■ WRITTEN EXERCISE:
Copy the lines word for word, starting with the first line and ending with the line containing "legend-label-listen: 收听 (232, 463, 265, 482)", including that line.

■ EXERCISE INPUTS:

--- begin ---

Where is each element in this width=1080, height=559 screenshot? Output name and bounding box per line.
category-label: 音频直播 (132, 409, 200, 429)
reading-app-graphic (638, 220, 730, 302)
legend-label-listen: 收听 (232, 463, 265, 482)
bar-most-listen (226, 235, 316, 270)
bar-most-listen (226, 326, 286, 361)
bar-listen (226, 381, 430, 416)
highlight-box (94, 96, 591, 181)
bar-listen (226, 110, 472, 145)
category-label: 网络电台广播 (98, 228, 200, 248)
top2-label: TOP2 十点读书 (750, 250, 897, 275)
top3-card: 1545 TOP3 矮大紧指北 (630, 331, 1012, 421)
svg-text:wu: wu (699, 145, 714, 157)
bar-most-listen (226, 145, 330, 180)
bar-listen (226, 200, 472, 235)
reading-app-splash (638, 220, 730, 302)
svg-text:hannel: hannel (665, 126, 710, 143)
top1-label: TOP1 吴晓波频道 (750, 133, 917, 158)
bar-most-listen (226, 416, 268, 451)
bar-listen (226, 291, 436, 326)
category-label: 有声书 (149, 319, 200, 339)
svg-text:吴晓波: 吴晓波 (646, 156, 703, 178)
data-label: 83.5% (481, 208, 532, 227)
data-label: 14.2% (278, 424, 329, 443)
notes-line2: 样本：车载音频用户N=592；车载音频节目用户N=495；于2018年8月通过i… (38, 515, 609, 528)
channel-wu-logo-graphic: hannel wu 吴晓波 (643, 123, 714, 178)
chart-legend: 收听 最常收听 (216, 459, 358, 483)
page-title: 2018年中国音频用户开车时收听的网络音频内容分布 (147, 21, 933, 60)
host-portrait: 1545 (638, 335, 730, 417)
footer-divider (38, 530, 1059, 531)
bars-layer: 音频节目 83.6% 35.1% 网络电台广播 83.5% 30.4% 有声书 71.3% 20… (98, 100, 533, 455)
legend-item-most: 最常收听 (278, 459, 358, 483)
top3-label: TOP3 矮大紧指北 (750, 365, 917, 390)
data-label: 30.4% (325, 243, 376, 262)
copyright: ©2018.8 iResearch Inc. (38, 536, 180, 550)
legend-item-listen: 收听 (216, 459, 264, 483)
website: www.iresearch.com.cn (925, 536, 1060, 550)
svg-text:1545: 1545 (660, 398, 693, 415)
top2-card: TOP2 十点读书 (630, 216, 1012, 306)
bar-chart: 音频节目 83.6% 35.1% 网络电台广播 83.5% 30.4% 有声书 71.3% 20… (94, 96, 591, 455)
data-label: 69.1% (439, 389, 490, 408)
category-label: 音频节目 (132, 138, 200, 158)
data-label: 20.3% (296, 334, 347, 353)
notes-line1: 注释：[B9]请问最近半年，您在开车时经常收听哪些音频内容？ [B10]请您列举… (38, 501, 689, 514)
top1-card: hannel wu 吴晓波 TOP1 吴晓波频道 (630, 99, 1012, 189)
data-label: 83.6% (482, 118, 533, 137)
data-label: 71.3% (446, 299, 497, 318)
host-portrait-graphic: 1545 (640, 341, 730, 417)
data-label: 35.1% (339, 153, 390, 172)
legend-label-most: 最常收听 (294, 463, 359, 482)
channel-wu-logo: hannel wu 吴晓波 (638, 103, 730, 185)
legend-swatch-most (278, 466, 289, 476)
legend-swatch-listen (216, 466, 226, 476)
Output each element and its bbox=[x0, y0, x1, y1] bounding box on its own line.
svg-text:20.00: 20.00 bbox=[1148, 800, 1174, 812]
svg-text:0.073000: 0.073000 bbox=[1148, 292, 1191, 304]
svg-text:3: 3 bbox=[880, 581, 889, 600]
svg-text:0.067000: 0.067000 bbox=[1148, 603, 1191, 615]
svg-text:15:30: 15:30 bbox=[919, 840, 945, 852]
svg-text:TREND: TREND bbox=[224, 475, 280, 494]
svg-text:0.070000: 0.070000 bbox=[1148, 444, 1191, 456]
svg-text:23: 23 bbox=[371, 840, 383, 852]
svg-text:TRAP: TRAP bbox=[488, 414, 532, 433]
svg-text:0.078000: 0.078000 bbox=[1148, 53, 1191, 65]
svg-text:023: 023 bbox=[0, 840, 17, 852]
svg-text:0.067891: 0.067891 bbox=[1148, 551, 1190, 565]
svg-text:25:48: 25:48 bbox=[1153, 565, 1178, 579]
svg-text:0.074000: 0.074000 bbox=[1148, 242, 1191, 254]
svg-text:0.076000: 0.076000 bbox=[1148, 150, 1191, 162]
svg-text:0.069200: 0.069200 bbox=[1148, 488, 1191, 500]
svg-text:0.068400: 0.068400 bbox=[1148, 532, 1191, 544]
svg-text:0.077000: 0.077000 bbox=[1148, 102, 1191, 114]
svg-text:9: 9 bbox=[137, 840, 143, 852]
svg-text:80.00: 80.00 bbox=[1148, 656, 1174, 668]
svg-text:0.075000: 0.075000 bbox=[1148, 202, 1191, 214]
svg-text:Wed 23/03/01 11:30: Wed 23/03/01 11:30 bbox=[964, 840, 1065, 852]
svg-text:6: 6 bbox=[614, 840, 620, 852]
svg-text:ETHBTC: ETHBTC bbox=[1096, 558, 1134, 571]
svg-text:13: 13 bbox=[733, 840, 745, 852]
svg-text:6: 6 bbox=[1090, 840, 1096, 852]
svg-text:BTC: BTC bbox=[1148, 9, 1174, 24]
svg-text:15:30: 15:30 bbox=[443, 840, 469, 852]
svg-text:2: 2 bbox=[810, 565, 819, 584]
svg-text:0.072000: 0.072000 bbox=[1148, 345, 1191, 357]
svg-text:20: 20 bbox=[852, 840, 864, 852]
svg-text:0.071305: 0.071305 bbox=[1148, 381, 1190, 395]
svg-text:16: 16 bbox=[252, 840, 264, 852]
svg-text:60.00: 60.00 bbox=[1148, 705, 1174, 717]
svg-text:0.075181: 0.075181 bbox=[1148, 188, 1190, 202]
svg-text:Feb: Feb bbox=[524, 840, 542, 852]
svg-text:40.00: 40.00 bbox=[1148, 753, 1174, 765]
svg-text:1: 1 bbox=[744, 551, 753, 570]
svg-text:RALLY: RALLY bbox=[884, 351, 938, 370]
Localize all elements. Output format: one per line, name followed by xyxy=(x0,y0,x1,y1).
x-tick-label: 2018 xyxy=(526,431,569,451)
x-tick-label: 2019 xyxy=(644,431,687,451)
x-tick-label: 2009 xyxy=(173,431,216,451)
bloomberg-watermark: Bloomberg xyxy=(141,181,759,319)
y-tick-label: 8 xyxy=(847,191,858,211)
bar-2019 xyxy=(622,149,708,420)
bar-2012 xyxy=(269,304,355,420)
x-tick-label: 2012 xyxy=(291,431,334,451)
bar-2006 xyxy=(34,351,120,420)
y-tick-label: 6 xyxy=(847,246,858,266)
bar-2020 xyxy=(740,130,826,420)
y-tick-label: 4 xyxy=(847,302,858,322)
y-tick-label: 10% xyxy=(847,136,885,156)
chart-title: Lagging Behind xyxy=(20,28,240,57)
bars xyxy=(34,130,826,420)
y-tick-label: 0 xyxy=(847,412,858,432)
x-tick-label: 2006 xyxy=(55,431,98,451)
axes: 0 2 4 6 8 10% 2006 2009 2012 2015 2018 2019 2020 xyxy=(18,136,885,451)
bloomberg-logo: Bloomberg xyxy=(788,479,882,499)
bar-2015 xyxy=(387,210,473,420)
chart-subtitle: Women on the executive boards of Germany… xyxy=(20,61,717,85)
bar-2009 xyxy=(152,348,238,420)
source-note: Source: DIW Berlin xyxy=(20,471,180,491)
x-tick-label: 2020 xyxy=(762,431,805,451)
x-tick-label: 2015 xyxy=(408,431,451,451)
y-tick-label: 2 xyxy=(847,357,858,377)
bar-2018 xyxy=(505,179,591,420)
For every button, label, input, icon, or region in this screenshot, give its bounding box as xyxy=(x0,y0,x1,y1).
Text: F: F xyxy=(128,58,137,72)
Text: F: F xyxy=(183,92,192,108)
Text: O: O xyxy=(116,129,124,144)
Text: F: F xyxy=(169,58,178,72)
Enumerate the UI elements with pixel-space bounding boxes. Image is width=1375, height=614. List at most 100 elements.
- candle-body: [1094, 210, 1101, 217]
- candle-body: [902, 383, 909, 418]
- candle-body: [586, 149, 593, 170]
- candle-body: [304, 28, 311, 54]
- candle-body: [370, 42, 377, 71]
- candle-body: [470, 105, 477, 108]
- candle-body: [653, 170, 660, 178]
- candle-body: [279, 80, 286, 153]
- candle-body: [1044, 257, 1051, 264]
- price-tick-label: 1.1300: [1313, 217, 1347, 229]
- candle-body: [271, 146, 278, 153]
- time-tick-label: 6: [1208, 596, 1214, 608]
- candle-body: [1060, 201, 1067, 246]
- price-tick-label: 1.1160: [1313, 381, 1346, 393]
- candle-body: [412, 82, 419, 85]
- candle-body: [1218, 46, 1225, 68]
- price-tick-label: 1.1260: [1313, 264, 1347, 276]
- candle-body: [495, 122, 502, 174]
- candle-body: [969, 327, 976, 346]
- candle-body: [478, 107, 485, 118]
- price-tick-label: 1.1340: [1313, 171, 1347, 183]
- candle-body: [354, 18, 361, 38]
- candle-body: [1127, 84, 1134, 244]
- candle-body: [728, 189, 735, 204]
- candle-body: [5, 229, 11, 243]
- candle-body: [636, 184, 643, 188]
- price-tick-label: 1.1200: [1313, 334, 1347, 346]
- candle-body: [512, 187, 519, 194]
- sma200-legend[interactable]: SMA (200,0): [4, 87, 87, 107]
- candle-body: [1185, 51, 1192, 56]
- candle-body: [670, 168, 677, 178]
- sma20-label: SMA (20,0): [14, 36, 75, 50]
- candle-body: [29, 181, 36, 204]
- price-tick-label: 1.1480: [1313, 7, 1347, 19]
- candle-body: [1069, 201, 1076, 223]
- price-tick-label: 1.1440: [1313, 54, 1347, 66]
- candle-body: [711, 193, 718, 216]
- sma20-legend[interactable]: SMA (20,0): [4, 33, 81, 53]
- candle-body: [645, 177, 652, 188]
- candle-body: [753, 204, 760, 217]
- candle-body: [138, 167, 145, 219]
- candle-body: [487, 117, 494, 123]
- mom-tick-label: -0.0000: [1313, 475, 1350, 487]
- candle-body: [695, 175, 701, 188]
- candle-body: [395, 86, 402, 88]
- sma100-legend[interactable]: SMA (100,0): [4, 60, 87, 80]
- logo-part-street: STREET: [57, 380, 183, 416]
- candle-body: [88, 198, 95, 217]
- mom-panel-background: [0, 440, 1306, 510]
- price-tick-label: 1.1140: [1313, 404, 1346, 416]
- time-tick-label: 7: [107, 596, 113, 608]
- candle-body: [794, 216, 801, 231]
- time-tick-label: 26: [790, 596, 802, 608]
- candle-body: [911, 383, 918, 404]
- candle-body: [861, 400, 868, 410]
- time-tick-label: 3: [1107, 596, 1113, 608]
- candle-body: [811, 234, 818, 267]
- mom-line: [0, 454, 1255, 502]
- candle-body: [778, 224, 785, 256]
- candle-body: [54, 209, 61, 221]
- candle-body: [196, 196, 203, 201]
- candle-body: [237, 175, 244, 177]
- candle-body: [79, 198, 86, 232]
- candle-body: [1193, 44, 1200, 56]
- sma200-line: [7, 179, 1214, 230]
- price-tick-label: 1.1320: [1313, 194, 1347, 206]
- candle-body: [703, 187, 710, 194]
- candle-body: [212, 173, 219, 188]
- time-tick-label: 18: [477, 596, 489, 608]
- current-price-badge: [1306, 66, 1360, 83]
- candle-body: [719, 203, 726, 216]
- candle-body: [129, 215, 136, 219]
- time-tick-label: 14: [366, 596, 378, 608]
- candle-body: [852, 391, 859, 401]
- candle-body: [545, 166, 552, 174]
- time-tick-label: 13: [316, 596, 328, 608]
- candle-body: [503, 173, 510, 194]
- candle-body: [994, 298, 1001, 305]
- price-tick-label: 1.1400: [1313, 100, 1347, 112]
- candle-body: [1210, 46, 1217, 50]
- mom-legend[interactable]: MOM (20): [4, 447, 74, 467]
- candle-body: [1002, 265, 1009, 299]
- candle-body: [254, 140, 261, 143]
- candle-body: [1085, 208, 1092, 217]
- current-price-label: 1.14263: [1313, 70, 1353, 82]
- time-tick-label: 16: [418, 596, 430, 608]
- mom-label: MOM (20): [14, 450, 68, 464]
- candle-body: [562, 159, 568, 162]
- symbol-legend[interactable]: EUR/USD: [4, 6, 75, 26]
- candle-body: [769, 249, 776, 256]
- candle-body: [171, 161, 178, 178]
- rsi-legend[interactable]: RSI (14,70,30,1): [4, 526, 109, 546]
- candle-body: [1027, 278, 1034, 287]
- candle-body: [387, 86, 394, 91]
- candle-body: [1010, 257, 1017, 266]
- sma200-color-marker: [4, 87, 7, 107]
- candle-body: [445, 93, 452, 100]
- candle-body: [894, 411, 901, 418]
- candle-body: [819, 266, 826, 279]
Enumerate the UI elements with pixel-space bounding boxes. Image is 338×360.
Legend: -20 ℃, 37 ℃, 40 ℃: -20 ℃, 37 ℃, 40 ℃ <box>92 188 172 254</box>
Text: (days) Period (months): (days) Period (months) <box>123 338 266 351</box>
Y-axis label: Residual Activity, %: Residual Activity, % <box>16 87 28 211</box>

--- end ---

■ EXERCISE SOLUTION:
Where is each element in this width=1080, height=559 screenshot? Output name and bounding box per line.
category-label: 音频直播 (132, 409, 200, 429)
reading-app-graphic (638, 220, 730, 302)
legend-label-listen: 收听 (232, 463, 265, 482)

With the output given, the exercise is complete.